*WHAT YOU WILL DO*. Reproduce the data word for word, starting at its first line and ending at the line that contains "list-item: гуманно-личностная [321, 373, 601, 402]", with both ends included.

*Data on where items appear*.

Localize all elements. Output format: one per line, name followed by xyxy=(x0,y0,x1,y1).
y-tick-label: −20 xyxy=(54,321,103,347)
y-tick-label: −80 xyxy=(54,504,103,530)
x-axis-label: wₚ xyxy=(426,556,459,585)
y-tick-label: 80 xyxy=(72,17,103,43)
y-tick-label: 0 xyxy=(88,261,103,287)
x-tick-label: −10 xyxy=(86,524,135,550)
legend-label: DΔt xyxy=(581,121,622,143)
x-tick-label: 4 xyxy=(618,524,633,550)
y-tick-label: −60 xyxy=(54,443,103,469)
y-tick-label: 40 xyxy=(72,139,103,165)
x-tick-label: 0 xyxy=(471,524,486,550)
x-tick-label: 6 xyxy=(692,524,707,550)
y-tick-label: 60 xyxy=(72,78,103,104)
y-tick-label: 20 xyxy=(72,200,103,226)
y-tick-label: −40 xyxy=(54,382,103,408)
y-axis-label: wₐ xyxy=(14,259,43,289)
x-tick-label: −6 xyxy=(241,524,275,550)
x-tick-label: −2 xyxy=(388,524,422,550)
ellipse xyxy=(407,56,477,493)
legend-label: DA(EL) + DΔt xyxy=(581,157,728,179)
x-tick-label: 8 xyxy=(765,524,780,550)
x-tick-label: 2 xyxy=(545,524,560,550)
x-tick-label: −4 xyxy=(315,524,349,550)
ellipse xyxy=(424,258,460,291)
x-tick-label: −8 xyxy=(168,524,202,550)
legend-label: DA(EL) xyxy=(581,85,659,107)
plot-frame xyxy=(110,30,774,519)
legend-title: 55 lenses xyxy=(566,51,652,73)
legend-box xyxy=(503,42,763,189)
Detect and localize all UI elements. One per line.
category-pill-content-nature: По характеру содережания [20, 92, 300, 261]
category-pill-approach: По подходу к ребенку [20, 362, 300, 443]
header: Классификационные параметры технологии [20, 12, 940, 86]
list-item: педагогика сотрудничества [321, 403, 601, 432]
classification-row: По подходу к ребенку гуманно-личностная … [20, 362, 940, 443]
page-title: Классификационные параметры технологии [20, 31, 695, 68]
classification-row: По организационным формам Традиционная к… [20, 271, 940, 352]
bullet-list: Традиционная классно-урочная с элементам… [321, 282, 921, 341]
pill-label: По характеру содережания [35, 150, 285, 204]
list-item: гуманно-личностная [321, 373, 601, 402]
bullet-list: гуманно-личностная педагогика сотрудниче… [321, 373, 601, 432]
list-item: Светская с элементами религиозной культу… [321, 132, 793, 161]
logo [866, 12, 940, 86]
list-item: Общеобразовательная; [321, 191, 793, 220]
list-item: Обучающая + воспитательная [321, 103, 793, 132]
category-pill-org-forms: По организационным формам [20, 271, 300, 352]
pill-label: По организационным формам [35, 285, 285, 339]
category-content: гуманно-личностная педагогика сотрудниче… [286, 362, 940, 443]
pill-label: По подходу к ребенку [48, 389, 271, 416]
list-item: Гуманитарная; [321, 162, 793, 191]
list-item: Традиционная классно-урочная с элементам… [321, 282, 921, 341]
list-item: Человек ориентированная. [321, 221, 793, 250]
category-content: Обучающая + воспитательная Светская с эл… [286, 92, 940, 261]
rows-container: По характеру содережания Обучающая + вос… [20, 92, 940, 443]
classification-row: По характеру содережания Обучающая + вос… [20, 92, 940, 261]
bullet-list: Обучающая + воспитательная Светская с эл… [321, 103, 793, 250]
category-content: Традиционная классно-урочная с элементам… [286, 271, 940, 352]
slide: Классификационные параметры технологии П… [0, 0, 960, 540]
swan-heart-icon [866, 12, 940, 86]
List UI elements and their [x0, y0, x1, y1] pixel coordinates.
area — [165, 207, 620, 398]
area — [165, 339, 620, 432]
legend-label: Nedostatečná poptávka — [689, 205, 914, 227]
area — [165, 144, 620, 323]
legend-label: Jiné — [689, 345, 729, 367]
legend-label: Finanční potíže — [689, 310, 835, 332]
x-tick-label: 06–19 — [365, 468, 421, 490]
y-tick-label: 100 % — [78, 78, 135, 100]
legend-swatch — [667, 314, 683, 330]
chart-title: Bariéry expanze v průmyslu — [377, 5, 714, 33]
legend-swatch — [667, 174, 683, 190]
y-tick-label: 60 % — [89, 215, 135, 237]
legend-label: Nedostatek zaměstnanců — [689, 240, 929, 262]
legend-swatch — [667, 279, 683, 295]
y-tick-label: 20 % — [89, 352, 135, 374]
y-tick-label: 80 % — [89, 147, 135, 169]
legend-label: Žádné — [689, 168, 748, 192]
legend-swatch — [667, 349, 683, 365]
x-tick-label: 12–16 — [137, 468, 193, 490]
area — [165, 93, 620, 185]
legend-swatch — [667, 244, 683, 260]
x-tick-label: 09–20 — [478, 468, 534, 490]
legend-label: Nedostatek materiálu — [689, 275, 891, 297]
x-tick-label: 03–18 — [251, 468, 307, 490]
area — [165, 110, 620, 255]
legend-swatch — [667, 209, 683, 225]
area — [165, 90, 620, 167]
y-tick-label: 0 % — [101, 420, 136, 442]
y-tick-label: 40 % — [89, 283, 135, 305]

*REPLY TO THE EXERCISE*.
Localize all elements. Output format: one per line, name followed by xyxy=(x0,y0,x1,y1).
y-tick-label: −20 xyxy=(54,321,103,347)
y-tick-label: −80 xyxy=(54,504,103,530)
x-axis-label: wₚ xyxy=(426,556,459,585)
y-tick-label: 80 xyxy=(72,17,103,43)
y-tick-label: 0 xyxy=(88,261,103,287)
x-tick-label: −10 xyxy=(86,524,135,550)
legend-label: DΔt xyxy=(581,121,622,143)
x-tick-label: 4 xyxy=(618,524,633,550)
y-tick-label: −60 xyxy=(54,443,103,469)
y-tick-label: 40 xyxy=(72,139,103,165)
x-tick-label: 0 xyxy=(471,524,486,550)
x-tick-label: 6 xyxy=(692,524,707,550)
y-tick-label: 60 xyxy=(72,78,103,104)
y-tick-label: 20 xyxy=(72,200,103,226)
y-tick-label: −40 xyxy=(54,382,103,408)
y-axis-label: wₐ xyxy=(14,259,43,289)
x-tick-label: −6 xyxy=(241,524,275,550)
x-tick-label: −2 xyxy=(388,524,422,550)
ellipse xyxy=(407,56,477,493)
legend-label: DA(EL) + DΔt xyxy=(581,157,728,179)
x-tick-label: 8 xyxy=(765,524,780,550)
x-tick-label: 2 xyxy=(545,524,560,550)
x-tick-label: −4 xyxy=(315,524,349,550)
ellipse xyxy=(424,258,460,291)
x-tick-label: −8 xyxy=(168,524,202,550)
legend-label: DA(EL) xyxy=(581,85,659,107)
plot-frame xyxy=(110,30,774,519)
legend-title: 55 lenses xyxy=(566,51,652,73)
legend-box xyxy=(503,42,763,189)
Detect and localize all UI elements. One per line.
category-pill-content-nature: По характеру содережания [20, 92, 300, 261]
category-pill-approach: По подходу к ребенку [20, 362, 300, 443]
header: Классификационные параметры технологии [20, 12, 940, 86]
list-item: педагогика сотрудничества [321, 403, 601, 432]
classification-row: По подходу к ребенку гуманно-личностная … [20, 362, 940, 443]
page-title: Классификационные параметры технологии [20, 31, 695, 68]
classification-row: По организационным формам Традиционная к… [20, 271, 940, 352]
bullet-list: Традиционная классно-урочная с элементам… [321, 282, 921, 341]
pill-label: По характеру содережания [35, 150, 285, 204]
list-item: гуманно-личностная [321, 373, 601, 402]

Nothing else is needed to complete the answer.